• Exercise prompt:
Give the count of lines in the data that include "large", with no other words.

• Records:
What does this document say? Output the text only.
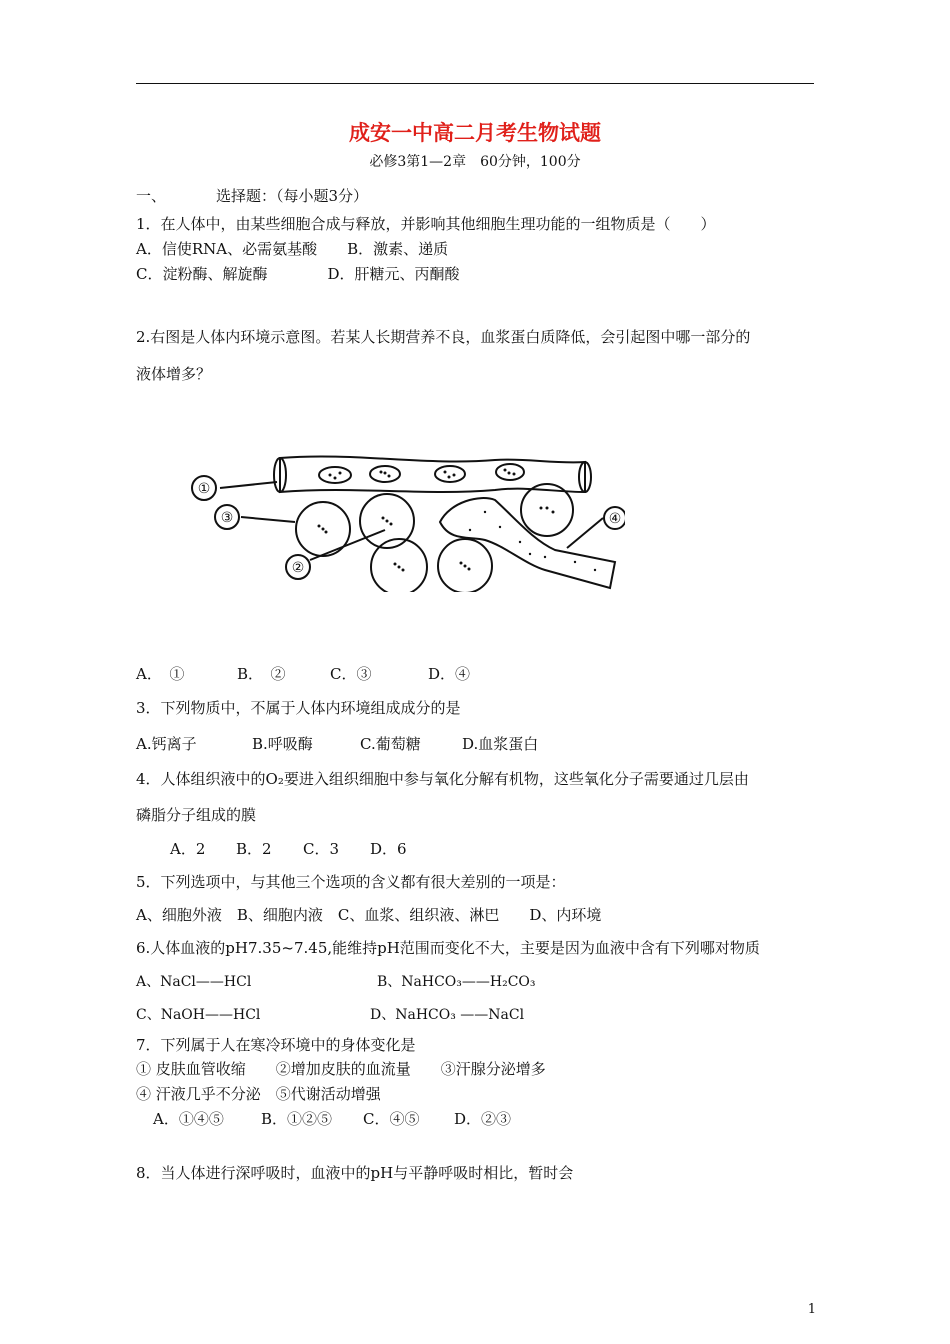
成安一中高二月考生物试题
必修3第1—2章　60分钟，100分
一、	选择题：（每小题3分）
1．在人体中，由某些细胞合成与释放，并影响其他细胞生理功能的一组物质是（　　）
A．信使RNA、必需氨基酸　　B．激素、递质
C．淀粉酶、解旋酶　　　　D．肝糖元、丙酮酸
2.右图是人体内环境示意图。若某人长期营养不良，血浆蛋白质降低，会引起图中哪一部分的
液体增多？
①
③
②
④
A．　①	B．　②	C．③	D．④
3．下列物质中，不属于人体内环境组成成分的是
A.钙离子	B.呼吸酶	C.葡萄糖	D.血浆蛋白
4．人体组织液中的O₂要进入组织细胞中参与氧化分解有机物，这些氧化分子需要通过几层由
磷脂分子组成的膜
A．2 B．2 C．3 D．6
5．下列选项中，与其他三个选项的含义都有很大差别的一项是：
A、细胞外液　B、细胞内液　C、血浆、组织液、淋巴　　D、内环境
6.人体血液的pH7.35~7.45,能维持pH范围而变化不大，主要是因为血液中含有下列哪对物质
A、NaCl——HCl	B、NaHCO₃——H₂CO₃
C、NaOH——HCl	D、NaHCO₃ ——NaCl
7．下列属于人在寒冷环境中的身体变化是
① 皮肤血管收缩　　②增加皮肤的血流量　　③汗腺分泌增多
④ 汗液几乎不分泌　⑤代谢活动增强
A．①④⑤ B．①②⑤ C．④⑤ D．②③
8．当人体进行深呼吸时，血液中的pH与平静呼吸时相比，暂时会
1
==
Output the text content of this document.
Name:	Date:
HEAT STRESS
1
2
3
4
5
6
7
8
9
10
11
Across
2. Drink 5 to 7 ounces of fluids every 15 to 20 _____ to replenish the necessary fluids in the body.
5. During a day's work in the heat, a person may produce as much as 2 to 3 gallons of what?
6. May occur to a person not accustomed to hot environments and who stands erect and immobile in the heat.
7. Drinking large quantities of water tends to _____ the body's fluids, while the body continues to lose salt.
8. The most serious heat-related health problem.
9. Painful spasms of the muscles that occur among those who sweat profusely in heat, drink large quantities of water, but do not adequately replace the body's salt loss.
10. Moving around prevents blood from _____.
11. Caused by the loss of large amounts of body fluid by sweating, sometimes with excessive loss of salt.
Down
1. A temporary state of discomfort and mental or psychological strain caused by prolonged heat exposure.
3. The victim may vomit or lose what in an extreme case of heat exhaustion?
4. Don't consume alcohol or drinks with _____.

• Answer for the task:
3